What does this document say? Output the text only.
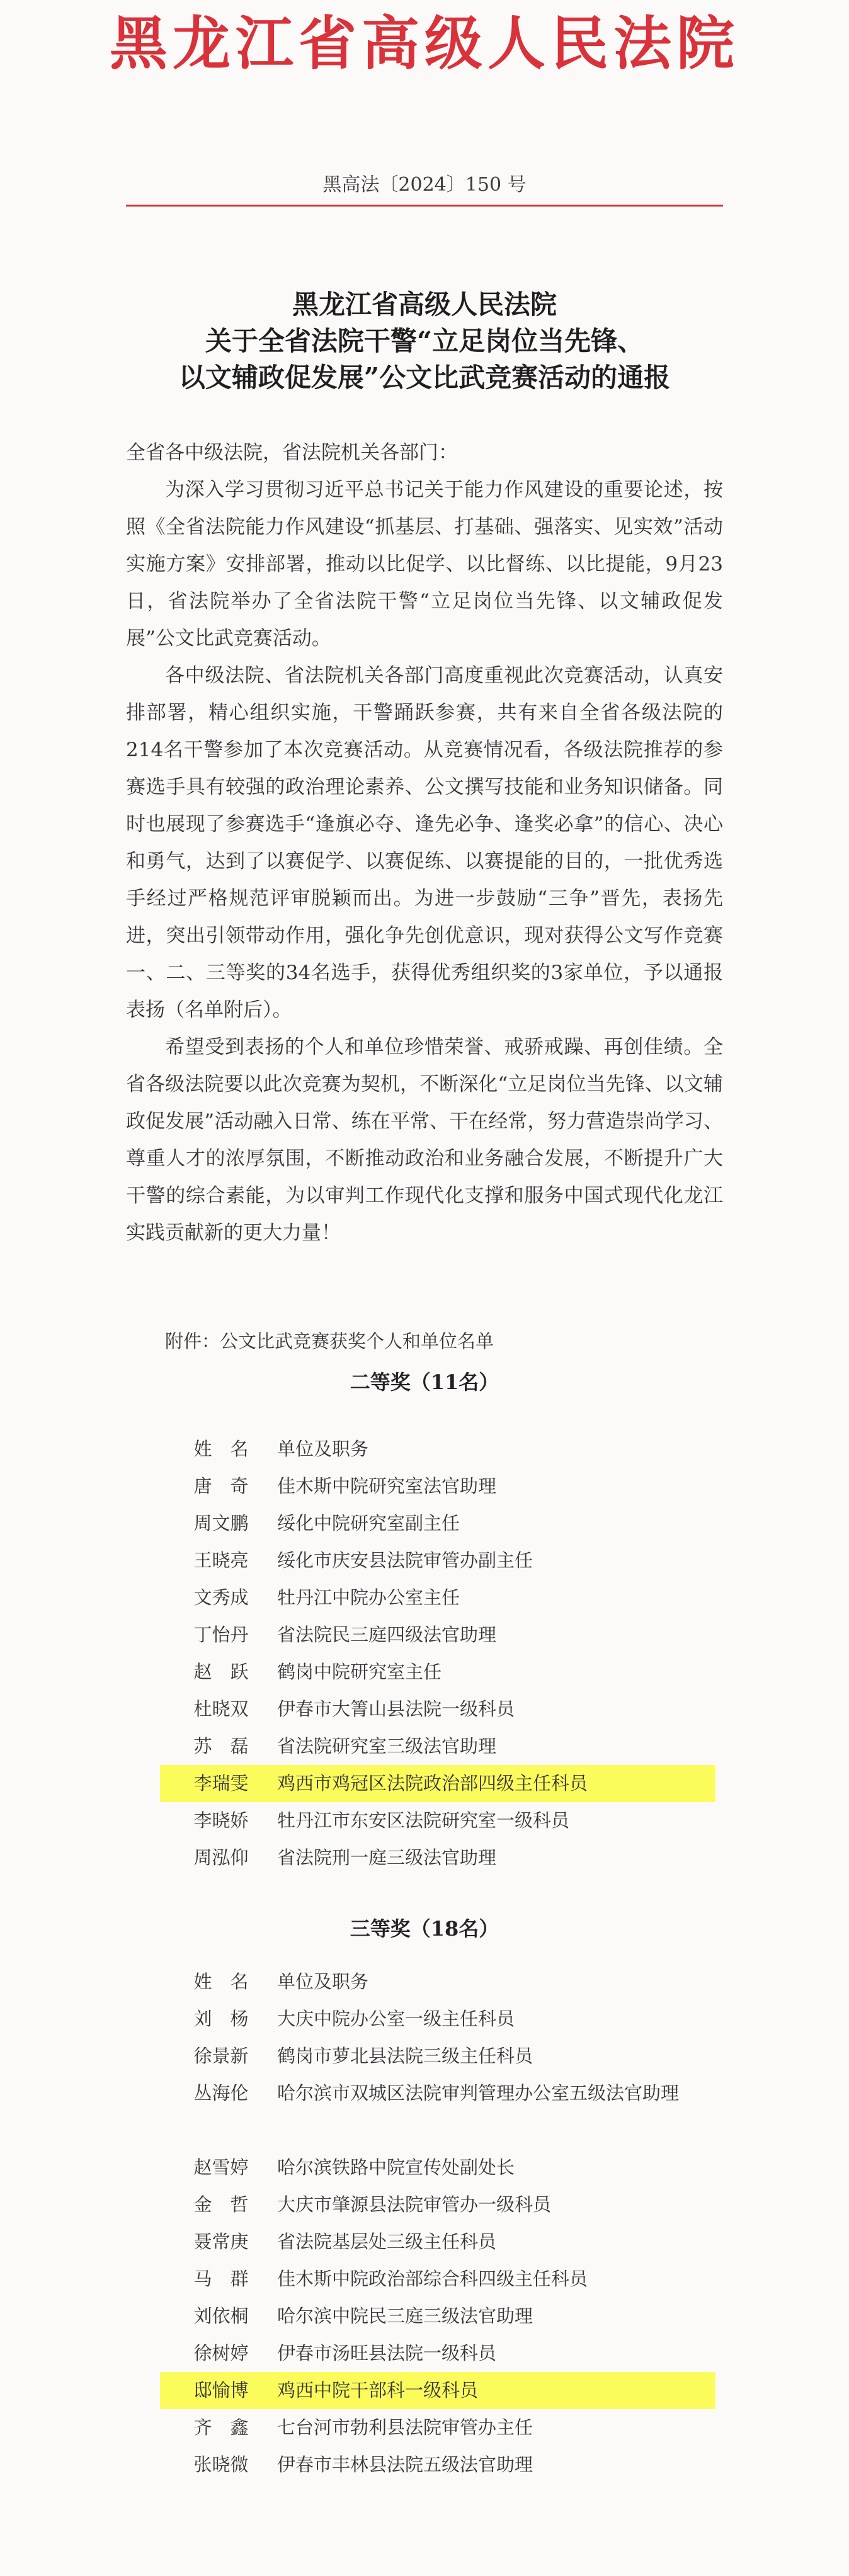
黑龙江省高级人民法院
黑高法〔2024〕150 号
黑龙江省高级人民法院
关于全省法院干警“立足岗位当先锋、
以文辅政促发展”公文比武竞赛活动的通报

全省各中级法院，省法院机关各部门：

为深入学习贯彻习近平总书记关于能力作风建设的重要论述，按照《全省法院能力作风建设“抓基层、打基础、强落实、见实效”活动实施方案》安排部署，推动以比促学、以比督练、以比提能，9月23日，省法院举办了全省法院干警“立足岗位当先锋、以文辅政促发展”公文比武竞赛活动。

各中级法院、省法院机关各部门高度重视此次竞赛活动，认真安排部署，精心组织实施，干警踊跃参赛，共有来自全省各级法院的214名干警参加了本次竞赛活动。从竞赛情况看，各级法院推荐的参赛选手具有较强的政治理论素养、公文撰写技能和业务知识储备。同时也展现了参赛选手“逢旗必夺、逢先必争、逢奖必拿”的信心、决心和勇气，达到了以赛促学、以赛促练、以赛提能的目的，一批优秀选手经过严格规范评审脱颖而出。为进一步鼓励“三争”晋先，表扬先进，突出引领带动作用，强化争先创优意识，现对获得公文写作竞赛一、二、三等奖的34名选手，获得优秀组织奖的3家单位，予以通报表扬（名单附后）。

希望受到表扬的个人和单位珍惜荣誉、戒骄戒躁、再创佳绩。全省各级法院要以此次竞赛为契机，不断深化“立足岗位当先锋、以文辅政促发展”活动融入日常、练在平常、干在经常，努力营造崇尚学习、尊重人才的浓厚氛围，不断推动政治和业务融合发展，不断提升广大干警的综合素能，为以审判工作现代化支撑和服务中国式现代化龙江实践贡献新的更大力量！

附件：公文比武竞赛获奖个人和单位名单
二等奖（11名）
姓　名	单位及职务
唐　奇	佳木斯中院研究室法官助理
周文鹏	绥化中院研究室副主任
王晓亮	绥化市庆安县法院审管办副主任
文秀成	牡丹江中院办公室主任
丁怡丹	省法院民三庭四级法官助理
赵　跃	鹤岗中院研究室主任
杜晓双	伊春市大箐山县法院一级科员
苏　磊	省法院研究室三级法官助理
李瑞雯	鸡西市鸡冠区法院政治部四级主任科员
李晓娇	牡丹江市东安区法院研究室一级科员
周泓仰	省法院刑一庭三级法官助理
三等奖（18名）
姓　名	单位及职务
刘　杨	大庆中院办公室一级主任科员
徐景新	鹤岗市萝北县法院三级主任科员
丛海伦	哈尔滨市双城区法院审判管理办公室五级法官助理
赵雪婷	哈尔滨铁路中院宣传处副处长
金　哲	大庆市肇源县法院审管办一级科员
聂常庚	省法院基层处三级主任科员
马　群	佳木斯中院政治部综合科四级主任科员
刘依桐	哈尔滨中院民三庭三级法官助理
徐树婷	伊春市汤旺县法院一级科员
邸愉博	鸡西中院干部科一级科员
齐　鑫	七台河市勃利县法院审管办主任
张晓微	伊春市丰林县法院五级法官助理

* Set problem
Extract every line above that contains the word "立足岗位当先锋".

* Right answer
关于全省法院干警“立足岗位当先锋、
为深入学习贯彻习近平总书记关于能力作风建设的重要论述，按照《全省法院能力作风建设“抓基层、打基础、强落实、见实效”活动实施方案》安排部署，推动以比促学、以比督练、以比提能，9月23日，省法院举办了全省法院干警“立足岗位当先锋、以文辅政促发展”公文比武竞赛活动。
希望受到表扬的个人和单位珍惜荣誉、戒骄戒躁、再创佳绩。全省各级法院要以此次竞赛为契机，不断深化“立足岗位当先锋、以文辅政促发展”活动融入日常、练在平常、干在经常，努力营造崇尚学习、尊重人才的浓厚氛围，不断推动政治和业务融合发展，不断提升广大干警的综合素能，为以审判工作现代化支撑和服务中国式现代化龙江实践贡献新的更大力量！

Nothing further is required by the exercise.